Data to process:
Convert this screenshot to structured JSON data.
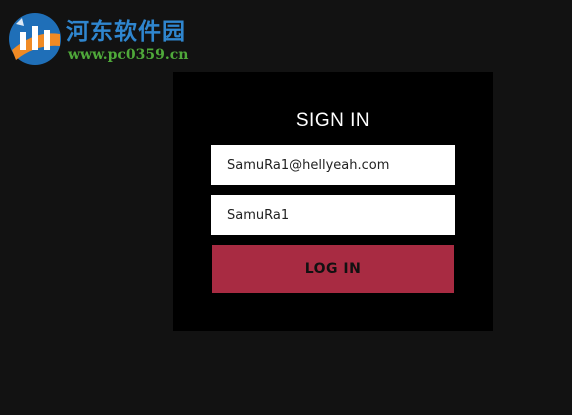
{
  "watermark": {
    "title": "河东软件园",
    "url": "www.pc0359.cn"
  },
  "signin": {
    "title": "SIGN IN",
    "email_value": "SamuRa1@hellyeah.com",
    "password_value": "SamuRa1",
    "login_label": "LOG IN"
  },
  "colors": {
    "background": "#121212",
    "panel": "#000000",
    "login_button": "#a82b42",
    "watermark_blue": "#2f86cf",
    "watermark_green": "#4fa93a"
  },
  "icons": {
    "watermark_logo": "site-logo-icon"
  }
}
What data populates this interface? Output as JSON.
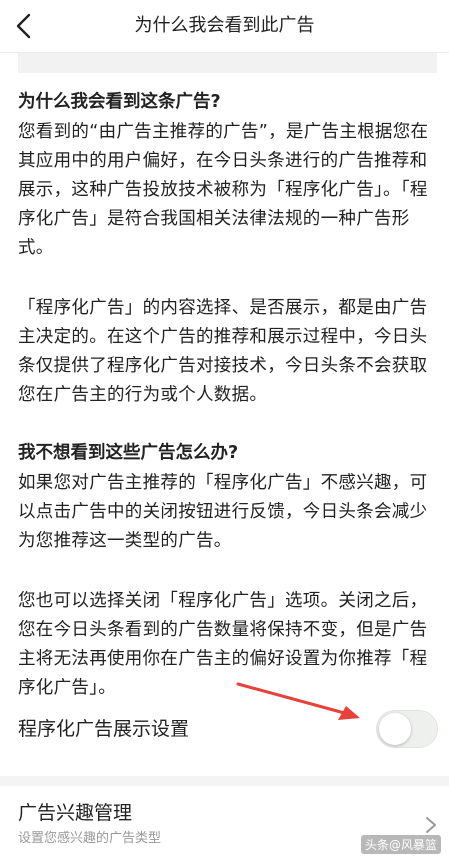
{
  "header": {
    "title": "为什么我会看到此广告",
    "back_icon": "chevron-left-icon"
  },
  "sections": [
    {
      "heading": "为什么我会看到这条广告?",
      "paragraphs": [
        "您看到的“由广告主推荐的广告”，是广告主根据您在其应用中的用户偏好，在今日头条进行的广告推荐和展示，这种广告投放技术被称为「程序化广告」。「程序化广告」是符合我国相关法律法规的一种广告形式。",
        "「程序化广告」的内容选择、是否展示，都是由广告主决定的。在这个广告的推荐和展示过程中，今日头条仅提供了程序化广告对接技术，今日头条不会获取您在广告主的行为或个人数据。"
      ]
    },
    {
      "heading": "我不想看到这些广告怎么办?",
      "paragraphs": [
        "如果您对广告主推荐的「程序化广告」不感兴趣，可以点击广告中的关闭按钮进行反馈，今日头条会减少为您推荐这一类型的广告。",
        "您也可以选择关闭「程序化广告」选项。关闭之后，您在今日头条看到的广告数量将保持不变，但是广告主将无法再使用你在广告主的偏好设置为你推荐「程序化广告」。"
      ]
    }
  ],
  "settings": {
    "programmatic_label": "程序化广告展示设置",
    "programmatic_enabled": false,
    "interest_title": "广告兴趣管理",
    "interest_subtitle": "设置您感兴趣的广告类型"
  },
  "watermark": "头条@风暴篮",
  "colors": {
    "annotation_arrow": "#e8403a",
    "toggle_off_track": "#eef0ee",
    "subtitle_text": "#999999"
  }
}
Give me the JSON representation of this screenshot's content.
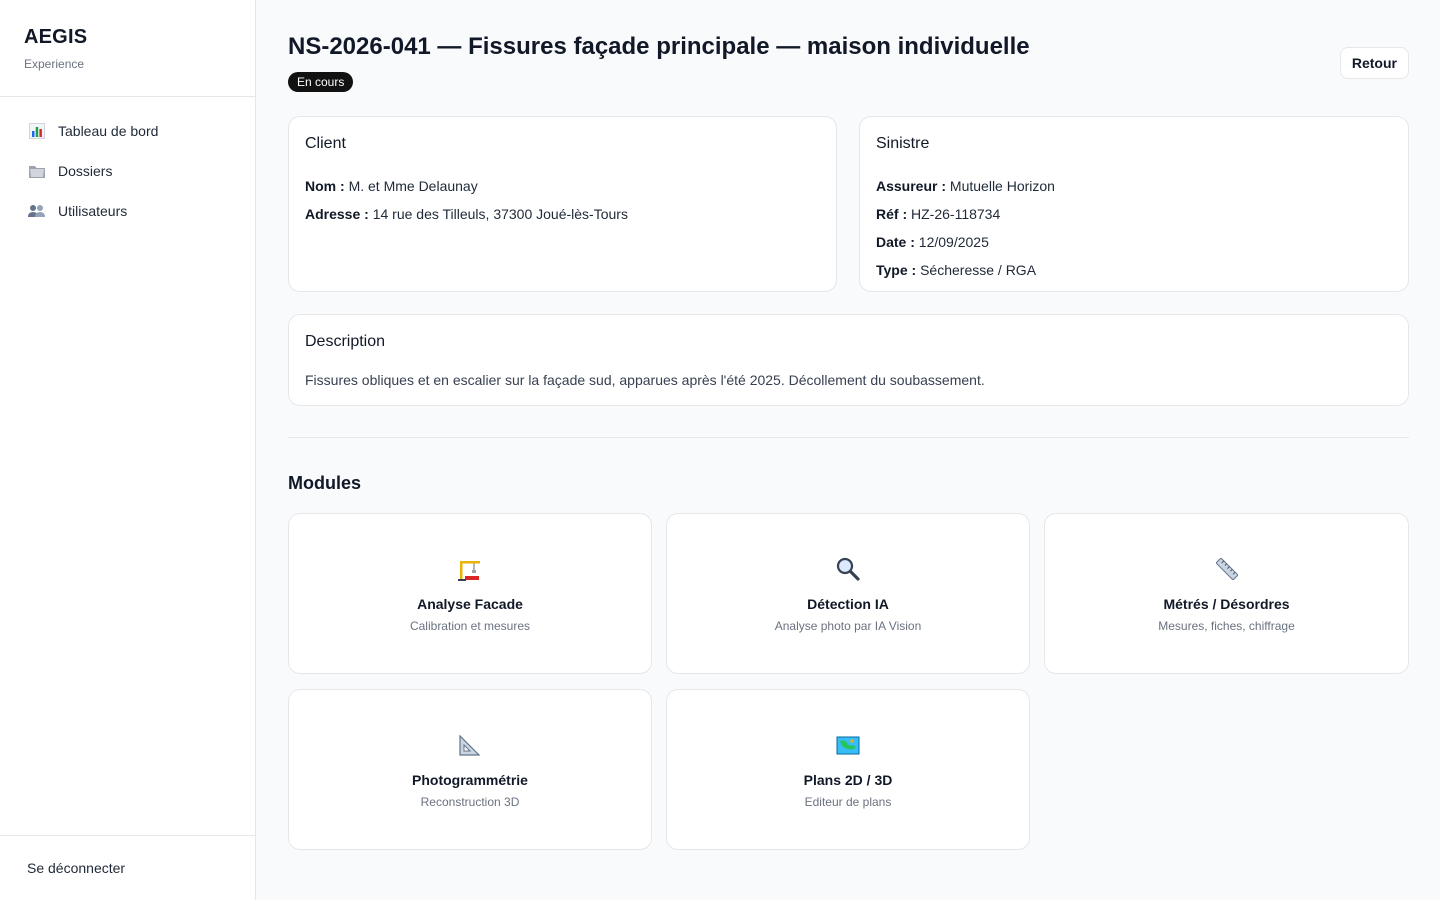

Work required: Images must not appear in the copy; reproduce everything else in the records verbatim.

Task result:
Convert this screenshot to structured JSON data.
{
  "watermark": {
    "title": "河东软件园",
    "url": "www.pc0359.cn"
  },
  "signin": {
    "title": "SIGN IN",
    "email_value": "SamuRa1@hellyeah.com",
    "password_value": "SamuRa1",
    "login_label": "LOG IN"
  },
  "colors": {
    "background": "#121212",
    "panel": "#000000",
    "login_button": "#a82b42",
    "watermark_blue": "#2f86cf",
    "watermark_green": "#4fa93a"
  },
  "icons": {
    "watermark_logo": "site-logo-icon"
  }
}
What data populates this interface? Output as JSON.
{
  "header": {
    "title": "为什么我会看到此广告",
    "back_icon": "chevron-left-icon"
  },
  "sections": [
    {
      "heading": "为什么我会看到这条广告?",
      "paragraphs": [
        "您看到的“由广告主推荐的广告”，是广告主根据您在其应用中的用户偏好，在今日头条进行的广告推荐和展示，这种广告投放技术被称为「程序化广告」。「程序化广告」是符合我国相关法律法规的一种广告形式。",
        "「程序化广告」的内容选择、是否展示，都是由广告主决定的。在这个广告的推荐和展示过程中，今日头条仅提供了程序化广告对接技术，今日头条不会获取您在广告主的行为或个人数据。"
      ]
    },
    {
      "heading": "我不想看到这些广告怎么办?",
      "paragraphs": [
        "如果您对广告主推荐的「程序化广告」不感兴趣，可以点击广告中的关闭按钮进行反馈，今日头条会减少为您推荐这一类型的广告。",
        "您也可以选择关闭「程序化广告」选项。关闭之后，您在今日头条看到的广告数量将保持不变，但是广告主将无法再使用你在广告主的偏好设置为你推荐「程序化广告」。"
      ]
    }
  ],
  "settings": {
    "programmatic_label": "程序化广告展示设置",
    "programmatic_enabled": false,
    "interest_title": "广告兴趣管理",
    "interest_subtitle": "设置您感兴趣的广告类型"
  },
  "watermark": "头条@风暴篮",
  "colors": {
    "annotation_arrow": "#e8403a",
    "toggle_off_track": "#eef0ee",
    "subtitle_text": "#999999"
  }
}
Give me the JSON representation of this screenshot's content.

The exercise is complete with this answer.